Goal
Write the records below out in full, character for character, with no pictures.

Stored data
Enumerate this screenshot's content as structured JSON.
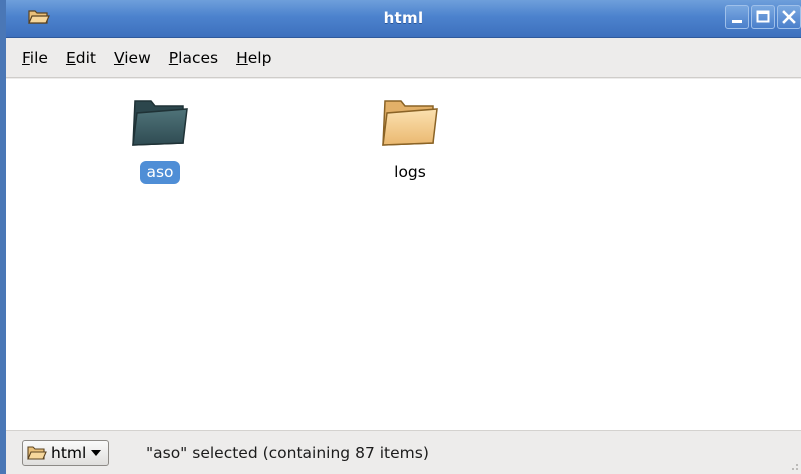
{
  "window": {
    "title": "html"
  },
  "menubar": {
    "items": [
      {
        "mnemonic": "F",
        "rest": "ile"
      },
      {
        "mnemonic": "E",
        "rest": "dit"
      },
      {
        "mnemonic": "V",
        "rest": "iew"
      },
      {
        "mnemonic": "P",
        "rest": "laces"
      },
      {
        "mnemonic": "H",
        "rest": "elp"
      }
    ]
  },
  "files": [
    {
      "name": "aso",
      "icon": "folder-dark-icon",
      "selected": true
    },
    {
      "name": "logs",
      "icon": "folder-icon",
      "selected": false
    }
  ],
  "statusbar": {
    "path_label": "html",
    "status": "\"aso\" selected (containing 87 items)"
  },
  "colors": {
    "titlebar": "#4c82cd",
    "selection": "#4f8ed6",
    "folder_tan": "#f0c888",
    "folder_dark": "#3d5f66"
  }
}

Result for this exercise
Enumerate this screenshot's content as structured JSON.
{
  "window": {
    "title": "html"
  },
  "menubar": {
    "items": [
      {
        "mnemonic": "F",
        "rest": "ile"
      },
      {
        "mnemonic": "E",
        "rest": "dit"
      },
      {
        "mnemonic": "V",
        "rest": "iew"
      },
      {
        "mnemonic": "P",
        "rest": "laces"
      },
      {
        "mnemonic": "H",
        "rest": "elp"
      }
    ]
  },
  "files": [
    {
      "name": "aso",
      "icon": "folder-dark-icon",
      "selected": true
    },
    {
      "name": "logs",
      "icon": "folder-icon",
      "selected": false
    }
  ],
  "statusbar": {
    "path_label": "html",
    "status": "\"aso\" selected (containing 87 items)"
  },
  "colors": {
    "titlebar": "#4c82cd",
    "selection": "#4f8ed6",
    "folder_tan": "#f0c888",
    "folder_dark": "#3d5f66"
  }
}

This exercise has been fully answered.